- _TASK DESCRIPTION_
All lines with the word "acidi" must be pulled from the entries below.

- _AVAILABLE DATA_
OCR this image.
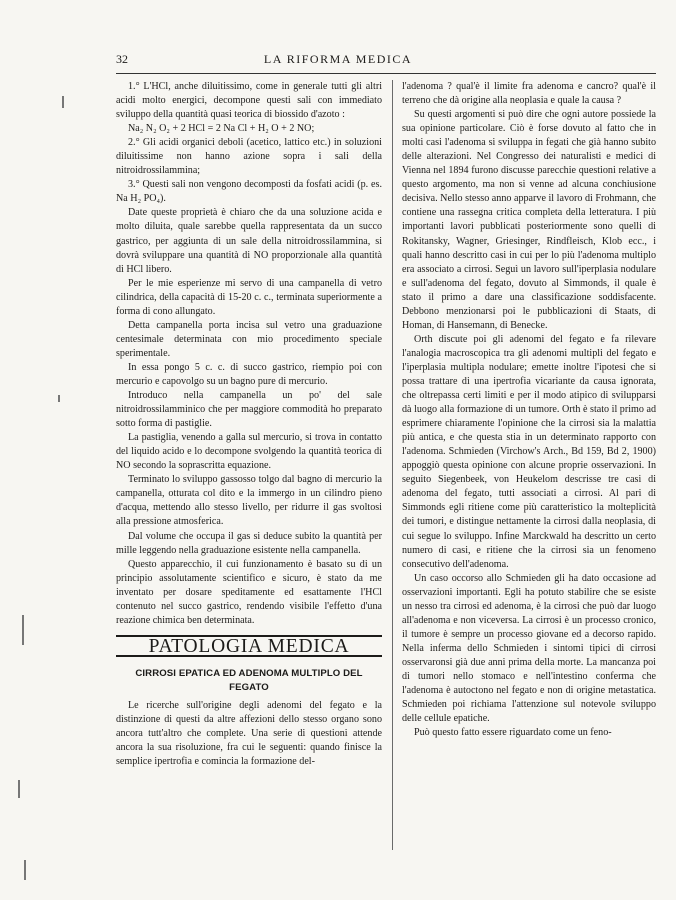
32	LA RIFORMA MEDICA

1.° L'HCl, anche diluitissimo, come in generale tutti gli altri acidi molto energici, decompone questi sali con immediato sviluppo della quantità quasi teorica di biossido d'azoto :

Na₂ N₂ O₂ + 2 HCl = 2 Na Cl + H₂ O + 2 NO;

2.° Gli acidi organici deboli (acetico, lattico etc.) in soluzioni diluitissime non hanno azione sopra i sali della nitroidrossilammina;

3.° Questi sali non vengono decomposti da fosfati acidi (p. es. Na H₂ PO₄).

Date queste proprietà è chiaro che da una soluzione acida e molto diluita, quale sarebbe quella rappresentata da un succo gastrico, per aggiunta di un sale della nitroidrossilammina, si dovrà sviluppare una quantità di NO proporzionale alla quantità di HCl libero.

Per le mie esperienze mi servo di una campanella di vetro cilindrica, della capacità di 15-20 c. c., terminata superiormente a forma di cono allungato.

Detta campanella porta incisa sul vetro una graduazione centesimale determinata con mio procedimento speciale sperimentale.

In essa pongo 5 c. c. di succo gastrico, riempio poi con mercurio e capovolgo su un bagno pure di mercurio.

Introduco nella campanella un po' del sale nitroidrossilamminico che per maggiore commodità ho preparato sotto forma di pastiglie.

La pastiglia, venendo a galla sul mercurio, si trova in contatto del liquido acido e lo decompone svolgendo la quantità teorica di NO secondo la soprascritta equazione.

Terminato lo sviluppo gassosso tolgo dal bagno di mercurio la campanella, otturata col dito e la immergo in un cilindro pieno d'acqua, mettendo allo stesso livello, per ridurre il gas svoltosi alla pressione atmosferica.

Dal volume che occupa il gas si deduce subito la quantità per mille leggendo nella graduazione esistente nella campanella.

Questo apparecchio, il cui funzionamento è basato su di un principio assolutamente scientifico e sicuro, è stato da me inventato per dosare speditamente ed esattamente l'HCl contenuto nel succo gastrico, rendendo visibile l'effetto d'una reazione chimica ben determinata.

PATOLOGIA MEDICA
CIRROSI EPATICA ED ADENOMA MULTIPLO DEL FEGATO

Le ricerche sull'origine degli adenomi del fegato e la distinzione di questi da altre affezioni dello stesso organo sono ancora tutt'altro che complete. Una serie di questioni attende ancora la sua risoluzione, fra cui le seguenti: quando finisce la semplice ipertrofia e comincia la formazione del-

l'adenoma ? qual'è il limite fra adenoma e cancro? qual'è il terreno che dà origine alla neoplasia e quale la causa ?

Su questi argomenti si può dire che ogni autore possiede la sua opinione particolare. Ciò è forse dovuto al fatto che in molti casi l'adenoma si sviluppa in fegati che già hanno subito delle alterazioni. Nel Congresso dei naturalisti e medici di Vienna nel 1894 furono discusse parecchie questioni relative a questo argomento, ma non si venne ad alcuna conchiusione decisiva. Nello stesso anno apparve il lavoro di Frohmann, che contiene una rassegna critica completa della letteratura. I più importanti lavori pubblicati posteriormente sono quelli di Rokitansky, Wagner, Griesinger, Rindfleisch, Klob ecc., i quali hanno descritto casi in cui per lo più l'adenoma multiplo era associato a cirrosi. Seguì un lavoro sull'iperplasia nodulare e sull'adenoma del fegato, dovuto al Simmonds, il quale è stato il primo a dare una classificazione soddisfacente. Debbono menzionarsi poi le pubblicazioni di Staats, di Homan, di Hansemann, di Benecke.

Orth discute poi gli adenomi del fegato e fa rilevare l'analogia macroscopica tra gli adenomi multipli del fegato e l'iperplasia multipla nodulare; emette inoltre l'ipotesi che si possa trattare di una ipertrofia vicariante da causa ignorata, che oltrepassa certi limiti e per il modo atipico di svilupparsi dà luogo alla formazione di un tumore. Orth è stato il primo ad esprimere chiaramente l'opinione che la cirrosi sia la malattia più antica, e che questa stia in un determinato rapporto con l'adenoma. Schmieden (Virchow's Arch., Bd 159, Bd 2, 1900) appoggiò questa opinione con alcune proprie osservazioni. In seguito Siegenbeek, von Heukelom descrisse tre casi di adenoma del fegato, tutti associati a cirrosi. Al pari di Simmonds egli ritiene come più caratteristico la molteplicità dei tumori, e distingue nettamente la cirrosi dalla neoplasia, di cui segue lo sviluppo. Infine Marckwald ha descritto un certo numero di casi, e ritiene che la cirrosi sia un fenomeno consecutivo dell'adenoma.

Un caso occorso allo Schmieden gli ha dato occasione ad osservazioni importanti. Egli ha potuto stabilire che se esiste un nesso tra cirrosi ed adenoma, è la cirrosi che può dar luogo all'adenoma e non viceversa. La cirrosi è un processo cronico, il tumore è sempre un processo giovane ed a decorso rapido. Nella inferma dello Schmieden i sintomi tipici di cirrosi osservaronsi già due anni prima della morte. La mancanza poi di tumori nello stomaco e nell'intestino conferma che l'adenoma è autoctono nel fegato e non di origine metastatica. Schmieden poi richiama l'attenzione sul notevole sviluppo delle cellule epatiche.

Può questo fatto essere riguardato come un feno-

- _SOLUTION_
1.° L'HCl, anche diluitissimo, come in generale tutti gli altri acidi molto energici, decompone questi sali con immediato sviluppo della quantità quasi teorica di biossido d'azoto :
2.° Gli acidi organici deboli (acetico, lattico etc.) in soluzioni diluitissime non hanno azione sopra i sali della nitroidrossilammina;
3.° Questi sali non vengono decomposti da fosfati acidi (p. es. Na H₂ PO₄).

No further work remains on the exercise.